[Opening Supplied passage section]

This would be useful for dependencies for example, in most circumstances you can safely assume that dependency code doesn't contain compilation errors, so any passes that check for them are just pure and unnecessary overhead.

I don't know how practical this is, I don't have much experience in compiler design (beyond very small and toy compilers).

2 comments

> This would be useful for dependencies for example, in most circumstances you can safely assume that dependency code doesn't contain compilation errors, so any passes that check for them are just pure and unnecessary overhead.

It's not an identical case, but TypeScript offers this with `skipLibCheck`. Most people use it. It's generally good--until it's really not good and you eat half a day unwinding a deceptively broken dependency.

Sounds like if the code is in JavaScript, it would be already broken anyway
Yes... Rust!

I don't know if you can toggle it from the front-end, but the Polonius borrow checker includes a "location insensitive" mode which is faster but accepts fewer programs.

I think the GP had something else in mind. You're mentioning a mode where the rules are more stringent, allowing for a faster check and consequently faster compile times. The GP is pictuting a mode where the checks are skipped altogether, only the necessary transformations occur with an assumption that everything is already correct. I'm weary of having something like that outside of nightly, unless cargo publish had more checks than it does today.

[Closing Supplied passage section]
[Opening Data to examine section]

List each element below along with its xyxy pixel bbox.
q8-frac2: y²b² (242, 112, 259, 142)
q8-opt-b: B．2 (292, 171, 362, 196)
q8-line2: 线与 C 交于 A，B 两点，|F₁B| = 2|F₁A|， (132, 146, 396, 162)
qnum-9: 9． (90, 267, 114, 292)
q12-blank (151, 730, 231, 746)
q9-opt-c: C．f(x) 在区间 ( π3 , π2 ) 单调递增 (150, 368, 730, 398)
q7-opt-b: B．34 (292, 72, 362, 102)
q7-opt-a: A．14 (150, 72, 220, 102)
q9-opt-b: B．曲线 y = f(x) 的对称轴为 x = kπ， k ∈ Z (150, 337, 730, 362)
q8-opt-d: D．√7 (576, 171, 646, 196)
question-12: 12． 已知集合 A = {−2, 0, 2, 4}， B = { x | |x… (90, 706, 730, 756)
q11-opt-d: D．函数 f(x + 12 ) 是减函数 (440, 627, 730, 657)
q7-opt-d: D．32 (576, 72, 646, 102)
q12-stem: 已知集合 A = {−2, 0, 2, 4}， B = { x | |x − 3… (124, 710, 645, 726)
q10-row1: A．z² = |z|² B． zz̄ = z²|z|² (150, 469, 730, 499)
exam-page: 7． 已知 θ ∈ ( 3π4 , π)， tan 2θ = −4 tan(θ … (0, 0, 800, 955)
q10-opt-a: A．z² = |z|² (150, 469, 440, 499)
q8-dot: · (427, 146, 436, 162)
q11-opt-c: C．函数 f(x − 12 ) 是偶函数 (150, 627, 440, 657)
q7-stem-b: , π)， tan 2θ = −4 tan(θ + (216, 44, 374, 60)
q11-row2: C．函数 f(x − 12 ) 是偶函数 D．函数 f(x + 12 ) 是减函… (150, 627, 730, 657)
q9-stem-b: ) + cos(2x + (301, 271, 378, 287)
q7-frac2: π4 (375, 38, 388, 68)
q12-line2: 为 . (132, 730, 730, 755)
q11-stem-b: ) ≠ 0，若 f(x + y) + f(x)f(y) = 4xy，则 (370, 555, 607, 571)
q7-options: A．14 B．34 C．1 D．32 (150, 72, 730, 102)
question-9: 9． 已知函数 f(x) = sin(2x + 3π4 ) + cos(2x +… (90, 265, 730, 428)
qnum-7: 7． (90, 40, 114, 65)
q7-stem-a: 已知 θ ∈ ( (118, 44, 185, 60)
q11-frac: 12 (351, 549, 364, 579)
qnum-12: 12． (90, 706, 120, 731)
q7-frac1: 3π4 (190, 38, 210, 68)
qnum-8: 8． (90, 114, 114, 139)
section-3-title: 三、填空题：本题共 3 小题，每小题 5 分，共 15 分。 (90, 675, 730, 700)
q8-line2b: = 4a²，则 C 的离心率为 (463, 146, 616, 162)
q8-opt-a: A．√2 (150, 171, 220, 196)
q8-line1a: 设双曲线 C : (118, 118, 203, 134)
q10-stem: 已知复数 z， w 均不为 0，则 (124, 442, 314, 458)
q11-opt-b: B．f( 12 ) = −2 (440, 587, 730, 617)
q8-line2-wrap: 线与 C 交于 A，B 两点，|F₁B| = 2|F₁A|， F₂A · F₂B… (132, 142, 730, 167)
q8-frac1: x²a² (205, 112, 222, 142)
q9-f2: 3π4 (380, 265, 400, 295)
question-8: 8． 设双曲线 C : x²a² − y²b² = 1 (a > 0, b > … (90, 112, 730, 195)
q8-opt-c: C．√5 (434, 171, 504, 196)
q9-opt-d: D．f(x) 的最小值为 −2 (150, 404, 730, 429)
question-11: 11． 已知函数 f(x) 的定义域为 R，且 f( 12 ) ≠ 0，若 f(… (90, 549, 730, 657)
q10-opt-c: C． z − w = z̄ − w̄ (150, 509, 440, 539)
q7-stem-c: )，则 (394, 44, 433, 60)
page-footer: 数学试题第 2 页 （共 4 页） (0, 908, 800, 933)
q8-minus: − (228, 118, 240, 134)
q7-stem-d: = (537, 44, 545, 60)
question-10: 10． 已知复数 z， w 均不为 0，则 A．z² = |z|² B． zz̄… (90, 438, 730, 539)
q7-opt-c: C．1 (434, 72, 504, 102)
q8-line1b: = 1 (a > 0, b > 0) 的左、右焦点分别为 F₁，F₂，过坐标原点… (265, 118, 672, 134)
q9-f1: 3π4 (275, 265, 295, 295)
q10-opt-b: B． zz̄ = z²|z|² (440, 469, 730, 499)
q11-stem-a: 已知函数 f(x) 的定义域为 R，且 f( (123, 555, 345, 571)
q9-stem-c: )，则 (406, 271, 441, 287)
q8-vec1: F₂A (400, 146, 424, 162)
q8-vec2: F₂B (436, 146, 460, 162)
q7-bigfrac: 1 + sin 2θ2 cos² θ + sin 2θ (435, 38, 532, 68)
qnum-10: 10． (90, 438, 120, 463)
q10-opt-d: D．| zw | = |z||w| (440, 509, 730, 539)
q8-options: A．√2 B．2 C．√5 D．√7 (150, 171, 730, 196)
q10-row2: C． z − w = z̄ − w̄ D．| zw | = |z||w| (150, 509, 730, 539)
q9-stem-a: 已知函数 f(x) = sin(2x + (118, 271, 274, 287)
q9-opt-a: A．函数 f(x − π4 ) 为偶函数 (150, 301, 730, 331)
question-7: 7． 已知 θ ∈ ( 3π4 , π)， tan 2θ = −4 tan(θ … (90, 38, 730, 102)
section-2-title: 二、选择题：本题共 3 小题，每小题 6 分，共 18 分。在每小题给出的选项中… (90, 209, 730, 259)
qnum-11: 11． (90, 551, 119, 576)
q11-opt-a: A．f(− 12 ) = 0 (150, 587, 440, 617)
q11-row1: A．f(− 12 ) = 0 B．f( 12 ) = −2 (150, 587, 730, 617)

[Closing Data to examine section]

:: Work task ::
List every programming language named in the comment thread about skipping compiler checks.

:: Answer to this problem ::
TypeScript, JavaScript, Rust